Excerpted data:
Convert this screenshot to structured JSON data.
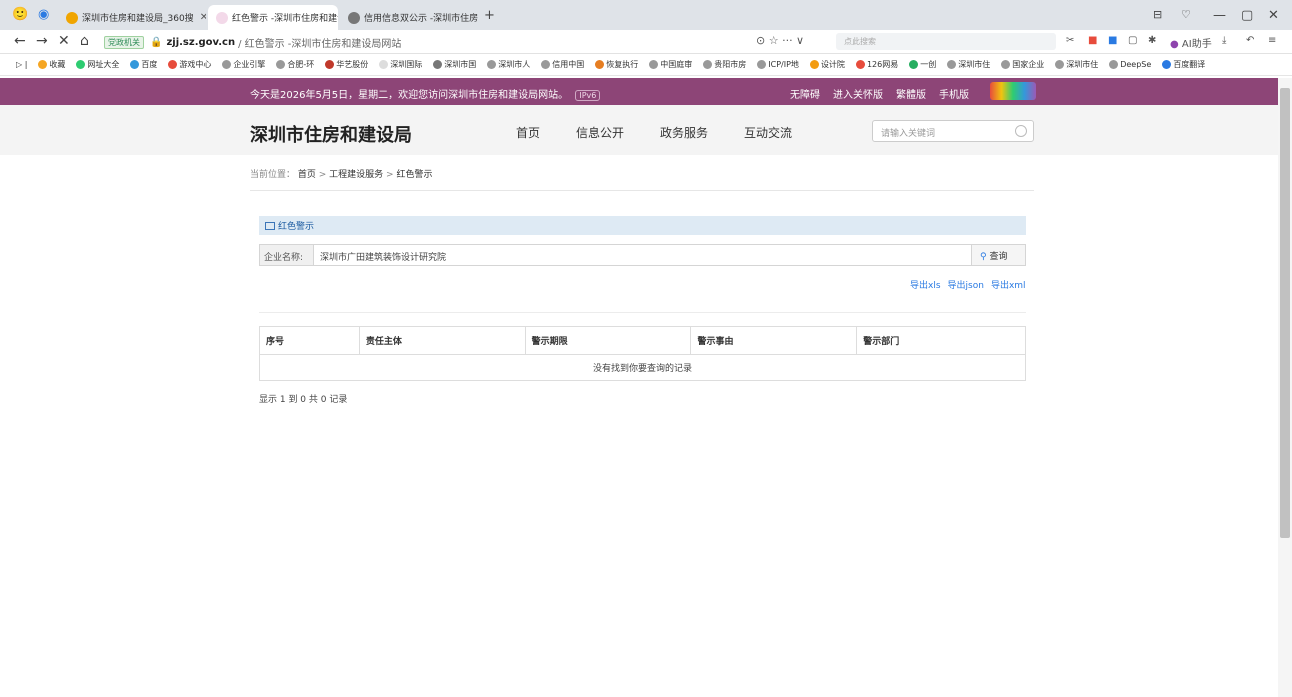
{
  "browser": {
    "tabs": [
      {
        "label": "深圳市住房和建设局_360搜",
        "active": false
      },
      {
        "label": "红色警示 -深圳市住房和建设",
        "active": true
      },
      {
        "label": "信用信息双公示 -深圳市住房",
        "active": false
      }
    ],
    "gov_badge": "党政机关",
    "url_host": "zjj.sz.gov.cn",
    "url_path": "/ 红色警示 -深圳市住房和建设局网站",
    "url_icons": "⊙ ☆ ··· ∨",
    "search_placeholder": "点此搜索",
    "right_label": "AI助手",
    "window_controls": [
      "—",
      "▢",
      "✕"
    ],
    "bookmarks": [
      "收藏",
      "网址大全",
      "百度",
      "游戏中心",
      "企业引擎",
      "合肥-环",
      "华艺股份",
      "深圳国际",
      "深圳市国",
      "深圳市人",
      "信用中国",
      "恢复执行",
      "中国庭审",
      "贵阳市房",
      "ICP/IP地",
      "设计院",
      "126网易",
      "一创",
      "深圳市住",
      "国家企业",
      "深圳市住",
      "DeepSe",
      "百度翻译"
    ]
  },
  "site": {
    "welcome": "今天是2026年5月5日，星期二，欢迎您访问深圳市住房和建设局网站。",
    "ipv6": "IPv6",
    "top_links": [
      "无障碍",
      "进入关怀版",
      "繁體版",
      "手机版"
    ],
    "name": "深圳市住房和建设局",
    "nav": [
      "首页",
      "信息公开",
      "政务服务",
      "互动交流"
    ],
    "search_placeholder": "请输入关键词"
  },
  "breadcrumb": {
    "prefix": "当前位置：",
    "items": [
      "首页",
      "工程建设服务",
      "红色警示"
    ]
  },
  "panel": {
    "title": "红色警示",
    "query_label": "企业名称:",
    "query_value": "深圳市广田建筑装饰设计研究院",
    "query_button": "查询",
    "exports": [
      "导出xls",
      "导出json",
      "导出xml"
    ]
  },
  "table": {
    "headers": [
      "序号",
      "责任主体",
      "警示期限",
      "警示事由",
      "警示部门"
    ],
    "empty_message": "没有找到你要查询的记录",
    "page_info": "显示 1 到 0 共 0 记录"
  }
}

Work required:
Pull out each line holding the string "红色警示".

Finished exercise:
        "label": "红色警示 -深圳市住房和建设",
    "url_path": "/ 红色警示 -深圳市住房和建设局网站",
      "红色警示"
    "title": "红色警示",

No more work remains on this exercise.